**SHORT PROBLEM**
Copy out all the lines where "Track" shows up.

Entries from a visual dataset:
:::

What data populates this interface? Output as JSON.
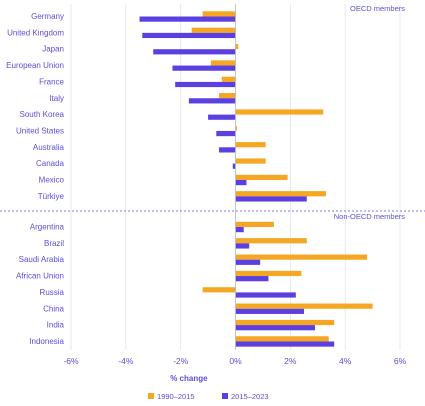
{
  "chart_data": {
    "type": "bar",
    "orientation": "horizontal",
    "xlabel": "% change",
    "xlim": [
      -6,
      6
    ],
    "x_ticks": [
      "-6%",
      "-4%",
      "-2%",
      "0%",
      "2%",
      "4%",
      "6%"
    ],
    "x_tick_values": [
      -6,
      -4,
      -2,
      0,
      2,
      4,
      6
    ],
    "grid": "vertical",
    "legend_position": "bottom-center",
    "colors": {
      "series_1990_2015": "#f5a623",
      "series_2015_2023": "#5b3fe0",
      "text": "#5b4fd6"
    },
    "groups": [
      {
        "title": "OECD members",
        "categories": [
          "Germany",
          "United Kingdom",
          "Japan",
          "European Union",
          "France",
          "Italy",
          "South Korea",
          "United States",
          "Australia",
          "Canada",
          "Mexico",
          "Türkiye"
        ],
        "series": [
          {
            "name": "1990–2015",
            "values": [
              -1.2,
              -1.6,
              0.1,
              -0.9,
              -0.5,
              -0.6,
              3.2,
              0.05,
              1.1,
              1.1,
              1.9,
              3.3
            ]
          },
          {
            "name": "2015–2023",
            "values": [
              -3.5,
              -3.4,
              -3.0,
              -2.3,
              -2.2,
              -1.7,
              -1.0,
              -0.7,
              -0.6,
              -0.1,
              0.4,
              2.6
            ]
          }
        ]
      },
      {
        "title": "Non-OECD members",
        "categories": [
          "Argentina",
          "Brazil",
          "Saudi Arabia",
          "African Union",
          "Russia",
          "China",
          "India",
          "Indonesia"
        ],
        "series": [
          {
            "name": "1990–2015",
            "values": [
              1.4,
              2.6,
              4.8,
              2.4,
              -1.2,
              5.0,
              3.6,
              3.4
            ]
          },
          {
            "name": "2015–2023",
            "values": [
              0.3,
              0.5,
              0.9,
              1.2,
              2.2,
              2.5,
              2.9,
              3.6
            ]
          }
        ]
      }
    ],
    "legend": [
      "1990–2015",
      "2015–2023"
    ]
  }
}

:::

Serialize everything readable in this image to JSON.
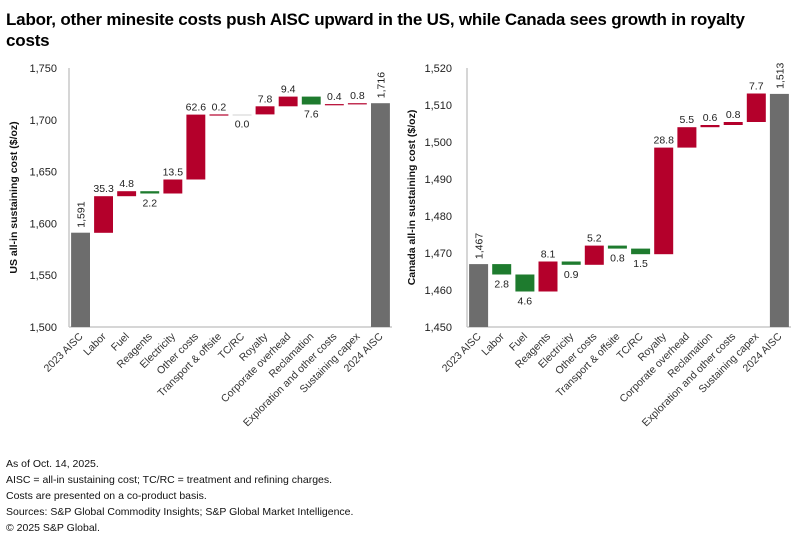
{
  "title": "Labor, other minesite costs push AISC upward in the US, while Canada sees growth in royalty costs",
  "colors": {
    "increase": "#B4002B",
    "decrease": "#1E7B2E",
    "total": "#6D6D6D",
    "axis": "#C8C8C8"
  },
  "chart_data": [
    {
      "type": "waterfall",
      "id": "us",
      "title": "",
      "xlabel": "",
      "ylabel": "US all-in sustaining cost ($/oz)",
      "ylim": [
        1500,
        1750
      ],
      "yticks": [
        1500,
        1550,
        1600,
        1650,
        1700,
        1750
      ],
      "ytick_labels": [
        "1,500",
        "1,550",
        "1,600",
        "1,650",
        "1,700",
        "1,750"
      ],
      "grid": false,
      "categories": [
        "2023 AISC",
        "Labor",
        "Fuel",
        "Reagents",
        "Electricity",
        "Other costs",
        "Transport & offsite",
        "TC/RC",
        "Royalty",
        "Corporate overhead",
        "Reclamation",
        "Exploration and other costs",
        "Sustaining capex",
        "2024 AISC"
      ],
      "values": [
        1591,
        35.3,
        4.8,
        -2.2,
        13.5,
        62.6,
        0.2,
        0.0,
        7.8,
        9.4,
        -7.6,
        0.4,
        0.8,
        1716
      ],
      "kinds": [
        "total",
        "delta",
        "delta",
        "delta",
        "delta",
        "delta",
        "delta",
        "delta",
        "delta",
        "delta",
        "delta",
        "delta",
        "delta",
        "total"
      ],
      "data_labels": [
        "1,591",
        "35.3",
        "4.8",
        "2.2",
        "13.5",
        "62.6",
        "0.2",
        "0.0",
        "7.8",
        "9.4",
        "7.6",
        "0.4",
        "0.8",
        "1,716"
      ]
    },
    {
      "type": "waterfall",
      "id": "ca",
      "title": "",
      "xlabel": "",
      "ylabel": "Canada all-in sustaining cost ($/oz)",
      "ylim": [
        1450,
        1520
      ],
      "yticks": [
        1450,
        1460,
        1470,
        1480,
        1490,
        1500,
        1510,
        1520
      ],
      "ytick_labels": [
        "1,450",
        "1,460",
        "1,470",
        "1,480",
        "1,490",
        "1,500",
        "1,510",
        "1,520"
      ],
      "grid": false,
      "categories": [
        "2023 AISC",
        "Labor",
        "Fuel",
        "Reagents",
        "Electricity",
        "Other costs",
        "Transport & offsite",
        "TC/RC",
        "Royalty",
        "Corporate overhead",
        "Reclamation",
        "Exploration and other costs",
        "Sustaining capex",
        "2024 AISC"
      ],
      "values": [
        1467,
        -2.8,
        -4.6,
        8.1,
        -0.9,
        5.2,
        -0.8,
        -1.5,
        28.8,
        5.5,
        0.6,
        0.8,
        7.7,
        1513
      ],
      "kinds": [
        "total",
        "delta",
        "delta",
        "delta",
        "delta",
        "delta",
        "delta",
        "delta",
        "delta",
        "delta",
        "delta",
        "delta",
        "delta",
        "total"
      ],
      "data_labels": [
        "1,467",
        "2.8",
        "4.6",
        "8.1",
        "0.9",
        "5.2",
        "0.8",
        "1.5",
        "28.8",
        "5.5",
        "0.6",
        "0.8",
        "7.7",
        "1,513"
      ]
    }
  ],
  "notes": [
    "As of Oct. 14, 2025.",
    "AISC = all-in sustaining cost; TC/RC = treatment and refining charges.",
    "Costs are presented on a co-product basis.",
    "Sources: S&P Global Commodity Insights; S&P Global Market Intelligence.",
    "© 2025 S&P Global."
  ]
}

:::

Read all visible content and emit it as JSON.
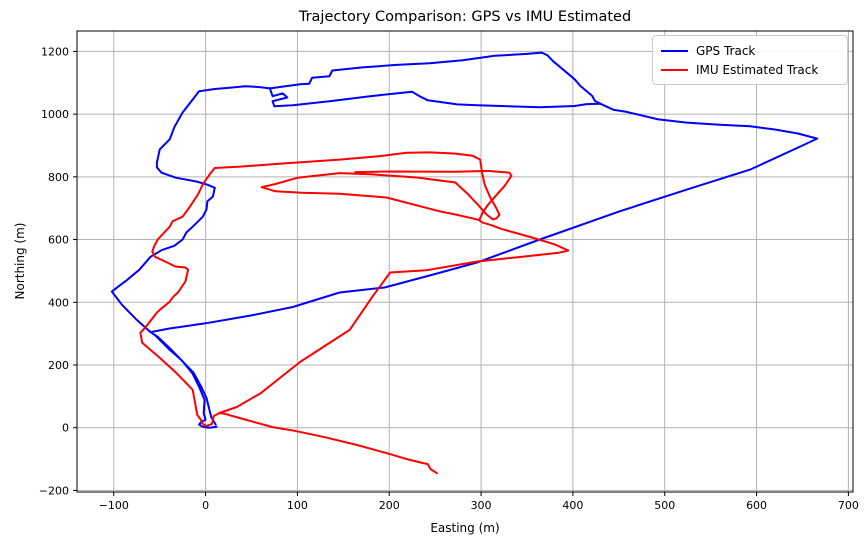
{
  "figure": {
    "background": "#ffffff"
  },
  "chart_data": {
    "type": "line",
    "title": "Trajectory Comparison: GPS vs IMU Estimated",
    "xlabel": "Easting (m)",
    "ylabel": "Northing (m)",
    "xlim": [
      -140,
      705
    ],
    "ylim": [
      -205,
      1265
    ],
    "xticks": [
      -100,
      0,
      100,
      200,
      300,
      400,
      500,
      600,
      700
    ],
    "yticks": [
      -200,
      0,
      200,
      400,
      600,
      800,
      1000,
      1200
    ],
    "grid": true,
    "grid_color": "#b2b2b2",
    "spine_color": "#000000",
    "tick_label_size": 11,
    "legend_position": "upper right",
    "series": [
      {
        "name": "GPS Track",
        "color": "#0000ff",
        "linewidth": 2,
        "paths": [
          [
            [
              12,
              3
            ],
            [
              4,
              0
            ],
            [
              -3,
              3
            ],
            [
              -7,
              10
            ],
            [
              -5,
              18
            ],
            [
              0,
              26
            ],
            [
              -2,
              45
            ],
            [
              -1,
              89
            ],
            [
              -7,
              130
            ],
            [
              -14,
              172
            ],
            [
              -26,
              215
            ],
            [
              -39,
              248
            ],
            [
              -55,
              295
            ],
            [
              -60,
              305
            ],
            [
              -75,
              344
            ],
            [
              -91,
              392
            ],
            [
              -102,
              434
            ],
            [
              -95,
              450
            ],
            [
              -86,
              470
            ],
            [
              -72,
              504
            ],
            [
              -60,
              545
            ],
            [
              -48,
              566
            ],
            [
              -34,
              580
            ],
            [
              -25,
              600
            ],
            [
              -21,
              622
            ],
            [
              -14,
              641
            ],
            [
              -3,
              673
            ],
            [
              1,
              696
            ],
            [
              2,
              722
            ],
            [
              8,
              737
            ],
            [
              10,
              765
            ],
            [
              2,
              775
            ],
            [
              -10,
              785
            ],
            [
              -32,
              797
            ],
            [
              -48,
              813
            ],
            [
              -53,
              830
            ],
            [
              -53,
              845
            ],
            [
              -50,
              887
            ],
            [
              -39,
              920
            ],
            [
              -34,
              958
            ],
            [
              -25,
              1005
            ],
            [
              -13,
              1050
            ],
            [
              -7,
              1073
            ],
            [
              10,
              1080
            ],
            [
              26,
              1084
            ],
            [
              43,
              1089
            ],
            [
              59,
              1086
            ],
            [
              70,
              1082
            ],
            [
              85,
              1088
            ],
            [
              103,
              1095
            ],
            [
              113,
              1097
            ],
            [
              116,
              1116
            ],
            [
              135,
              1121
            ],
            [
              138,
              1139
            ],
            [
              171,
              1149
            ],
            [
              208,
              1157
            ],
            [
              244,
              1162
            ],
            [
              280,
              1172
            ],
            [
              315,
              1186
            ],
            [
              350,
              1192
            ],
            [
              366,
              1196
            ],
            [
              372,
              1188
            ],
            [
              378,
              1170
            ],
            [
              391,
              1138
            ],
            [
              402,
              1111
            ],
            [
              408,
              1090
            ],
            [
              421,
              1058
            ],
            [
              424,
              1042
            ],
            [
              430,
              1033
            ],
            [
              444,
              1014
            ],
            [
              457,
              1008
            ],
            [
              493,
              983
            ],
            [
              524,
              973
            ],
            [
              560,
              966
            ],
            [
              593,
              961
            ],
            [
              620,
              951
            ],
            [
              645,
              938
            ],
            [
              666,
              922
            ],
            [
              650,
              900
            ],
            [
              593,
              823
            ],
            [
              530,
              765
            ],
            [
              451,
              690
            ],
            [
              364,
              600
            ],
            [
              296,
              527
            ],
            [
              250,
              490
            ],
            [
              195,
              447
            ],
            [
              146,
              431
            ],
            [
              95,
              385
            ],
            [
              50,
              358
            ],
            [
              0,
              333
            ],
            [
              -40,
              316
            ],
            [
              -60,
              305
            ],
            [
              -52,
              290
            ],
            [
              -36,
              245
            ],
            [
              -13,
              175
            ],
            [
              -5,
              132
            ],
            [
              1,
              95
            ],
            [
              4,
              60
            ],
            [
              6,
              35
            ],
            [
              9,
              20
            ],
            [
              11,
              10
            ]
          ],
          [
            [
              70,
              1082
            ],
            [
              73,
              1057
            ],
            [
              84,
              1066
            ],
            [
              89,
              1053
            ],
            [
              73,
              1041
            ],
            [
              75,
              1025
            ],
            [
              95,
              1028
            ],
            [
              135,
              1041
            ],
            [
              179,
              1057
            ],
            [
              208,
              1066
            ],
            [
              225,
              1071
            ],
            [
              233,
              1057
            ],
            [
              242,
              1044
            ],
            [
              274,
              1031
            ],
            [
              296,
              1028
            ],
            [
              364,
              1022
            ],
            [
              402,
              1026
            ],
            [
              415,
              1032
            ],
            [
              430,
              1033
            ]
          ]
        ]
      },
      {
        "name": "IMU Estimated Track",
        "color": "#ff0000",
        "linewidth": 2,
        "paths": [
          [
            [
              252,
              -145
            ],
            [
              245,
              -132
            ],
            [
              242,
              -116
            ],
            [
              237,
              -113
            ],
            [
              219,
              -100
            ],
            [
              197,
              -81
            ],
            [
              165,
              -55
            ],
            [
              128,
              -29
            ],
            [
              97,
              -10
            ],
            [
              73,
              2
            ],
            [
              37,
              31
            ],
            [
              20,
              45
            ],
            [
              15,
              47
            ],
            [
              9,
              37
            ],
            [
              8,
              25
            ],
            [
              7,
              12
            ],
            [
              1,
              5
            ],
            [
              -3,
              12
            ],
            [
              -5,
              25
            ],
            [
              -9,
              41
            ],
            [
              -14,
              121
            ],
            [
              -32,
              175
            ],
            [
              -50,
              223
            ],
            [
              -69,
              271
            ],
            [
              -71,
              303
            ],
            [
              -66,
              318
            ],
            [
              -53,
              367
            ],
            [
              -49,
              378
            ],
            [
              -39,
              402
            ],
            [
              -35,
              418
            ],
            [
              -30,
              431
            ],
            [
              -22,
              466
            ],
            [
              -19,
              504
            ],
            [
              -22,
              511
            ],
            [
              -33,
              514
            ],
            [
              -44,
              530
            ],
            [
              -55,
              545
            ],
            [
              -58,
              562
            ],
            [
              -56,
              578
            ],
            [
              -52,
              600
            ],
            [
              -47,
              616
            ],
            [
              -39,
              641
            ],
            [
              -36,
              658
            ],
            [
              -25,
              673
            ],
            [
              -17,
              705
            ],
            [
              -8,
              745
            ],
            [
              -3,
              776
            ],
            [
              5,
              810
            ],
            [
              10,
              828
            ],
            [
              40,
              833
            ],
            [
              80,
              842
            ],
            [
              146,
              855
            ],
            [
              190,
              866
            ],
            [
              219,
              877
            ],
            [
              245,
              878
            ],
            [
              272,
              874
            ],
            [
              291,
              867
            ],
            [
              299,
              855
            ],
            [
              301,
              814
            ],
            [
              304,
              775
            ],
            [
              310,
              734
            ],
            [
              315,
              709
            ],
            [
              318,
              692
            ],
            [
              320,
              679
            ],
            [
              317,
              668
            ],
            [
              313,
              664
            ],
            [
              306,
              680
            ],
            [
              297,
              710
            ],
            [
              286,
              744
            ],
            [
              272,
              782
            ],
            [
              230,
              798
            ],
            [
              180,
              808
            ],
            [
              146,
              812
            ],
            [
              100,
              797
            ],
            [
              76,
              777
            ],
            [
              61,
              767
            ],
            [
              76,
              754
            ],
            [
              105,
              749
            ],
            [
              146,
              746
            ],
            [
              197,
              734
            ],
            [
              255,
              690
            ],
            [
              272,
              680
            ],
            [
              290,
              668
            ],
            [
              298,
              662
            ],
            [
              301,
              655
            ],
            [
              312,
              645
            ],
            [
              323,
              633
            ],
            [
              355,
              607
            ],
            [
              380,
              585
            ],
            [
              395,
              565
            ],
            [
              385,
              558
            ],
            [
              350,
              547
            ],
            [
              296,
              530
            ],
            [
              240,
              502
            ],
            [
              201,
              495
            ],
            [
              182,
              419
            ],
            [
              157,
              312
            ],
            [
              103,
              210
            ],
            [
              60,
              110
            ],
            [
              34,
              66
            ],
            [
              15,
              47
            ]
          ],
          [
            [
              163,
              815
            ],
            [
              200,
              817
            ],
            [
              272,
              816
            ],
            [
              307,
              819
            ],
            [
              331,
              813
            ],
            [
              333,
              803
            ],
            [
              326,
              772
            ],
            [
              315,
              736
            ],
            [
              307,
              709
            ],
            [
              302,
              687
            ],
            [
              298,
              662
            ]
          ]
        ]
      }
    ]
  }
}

:::

**FINISHED ANSWER**
        "name": "GPS Track",
        "name": "IMU Estimated Track",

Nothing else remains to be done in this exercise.